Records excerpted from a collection
--
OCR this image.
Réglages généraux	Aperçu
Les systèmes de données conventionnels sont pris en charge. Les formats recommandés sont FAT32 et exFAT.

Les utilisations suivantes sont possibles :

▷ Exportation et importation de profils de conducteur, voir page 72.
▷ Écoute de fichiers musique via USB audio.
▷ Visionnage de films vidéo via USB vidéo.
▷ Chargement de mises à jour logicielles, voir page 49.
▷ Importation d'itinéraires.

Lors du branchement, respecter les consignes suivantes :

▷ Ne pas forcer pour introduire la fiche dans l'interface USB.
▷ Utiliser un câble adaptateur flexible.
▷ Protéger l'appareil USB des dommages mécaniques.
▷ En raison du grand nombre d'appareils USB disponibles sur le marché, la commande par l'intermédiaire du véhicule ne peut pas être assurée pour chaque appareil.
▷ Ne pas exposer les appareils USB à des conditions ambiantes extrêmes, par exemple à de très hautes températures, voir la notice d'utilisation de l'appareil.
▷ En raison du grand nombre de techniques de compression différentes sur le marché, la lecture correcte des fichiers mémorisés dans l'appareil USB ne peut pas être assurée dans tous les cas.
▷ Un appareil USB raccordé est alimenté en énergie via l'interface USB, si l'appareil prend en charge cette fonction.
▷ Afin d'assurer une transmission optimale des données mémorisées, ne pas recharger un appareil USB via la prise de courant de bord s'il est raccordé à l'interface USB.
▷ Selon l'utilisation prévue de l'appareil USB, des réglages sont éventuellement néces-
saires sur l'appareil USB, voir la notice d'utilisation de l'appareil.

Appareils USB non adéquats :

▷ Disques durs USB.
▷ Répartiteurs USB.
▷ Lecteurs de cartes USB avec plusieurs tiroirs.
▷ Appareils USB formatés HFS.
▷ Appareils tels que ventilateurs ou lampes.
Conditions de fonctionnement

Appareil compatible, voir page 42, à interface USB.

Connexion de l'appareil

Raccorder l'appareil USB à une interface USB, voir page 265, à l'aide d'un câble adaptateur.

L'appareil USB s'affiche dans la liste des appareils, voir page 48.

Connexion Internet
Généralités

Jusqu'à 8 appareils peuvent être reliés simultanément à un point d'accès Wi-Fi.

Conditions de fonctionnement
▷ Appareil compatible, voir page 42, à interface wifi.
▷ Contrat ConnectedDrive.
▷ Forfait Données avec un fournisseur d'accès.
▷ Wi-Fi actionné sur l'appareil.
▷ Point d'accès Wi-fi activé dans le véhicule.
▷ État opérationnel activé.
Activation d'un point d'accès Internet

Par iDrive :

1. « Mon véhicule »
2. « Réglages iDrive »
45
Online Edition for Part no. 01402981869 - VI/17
--
### Short problem
Repeat each record exactly, leaving nothing out.

### Answer for the task
OCR this image.
Réglages généraux	Aperçu
Les systèmes de données conventionnels sont pris en charge. Les formats recommandés sont FAT32 et exFAT.

Les utilisations suivantes sont possibles :

▷ Exportation et importation de profils de conducteur, voir page 72.
▷ Écoute de fichiers musique via USB audio.
▷ Visionnage de films vidéo via USB vidéo.
▷ Chargement de mises à jour logicielles, voir page 49.
▷ Importation d'itinéraires.

Lors du branchement, respecter les consignes suivantes :

▷ Ne pas forcer pour introduire la fiche dans l'interface USB.
▷ Utiliser un câble adaptateur flexible.
▷ Protéger l'appareil USB des dommages mécaniques.
▷ En raison du grand nombre d'appareils USB disponibles sur le marché, la commande par l'intermédiaire du véhicule ne peut pas être assurée pour chaque appareil.
▷ Ne pas exposer les appareils USB à des conditions ambiantes extrêmes, par exemple à de très hautes températures, voir la notice d'utilisation de l'appareil.
▷ En raison du grand nombre de techniques de compression différentes sur le marché, la lecture correcte des fichiers mémorisés dans l'appareil USB ne peut pas être assurée dans tous les cas.
▷ Un appareil USB raccordé est alimenté en énergie via l'interface USB, si l'appareil prend en charge cette fonction.
▷ Afin d'assurer une transmission optimale des données mémorisées, ne pas recharger un appareil USB via la prise de courant de bord s'il est raccordé à l'interface USB.
▷ Selon l'utilisation prévue de l'appareil USB, des réglages sont éventuellement néces-
saires sur l'appareil USB, voir la notice d'utilisation de l'appareil.

Appareils USB non adéquats :

▷ Disques durs USB.
▷ Répartiteurs USB.
▷ Lecteurs de cartes USB avec plusieurs tiroirs.
▷ Appareils USB formatés HFS.
▷ Appareils tels que ventilateurs ou lampes.
Conditions de fonctionnement

Appareil compatible, voir page 42, à interface USB.

Connexion de l'appareil

Raccorder l'appareil USB à une interface USB, voir page 265, à l'aide d'un câble adaptateur.

L'appareil USB s'affiche dans la liste des appareils, voir page 48.

Connexion Internet
Généralités

Jusqu'à 8 appareils peuvent être reliés simultanément à un point d'accès Wi-Fi.

Conditions de fonctionnement
▷ Appareil compatible, voir page 42, à interface wifi.
▷ Contrat ConnectedDrive.
▷ Forfait Données avec un fournisseur d'accès.
▷ Wi-Fi actionné sur l'appareil.
▷ Point d'accès Wi-fi activé dans le véhicule.
▷ État opérationnel activé.
Activation d'un point d'accès Internet

Par iDrive :

1. « Mon véhicule »
2. « Réglages iDrive »
45
Online Edition for Part no. 01402981869 - VI/17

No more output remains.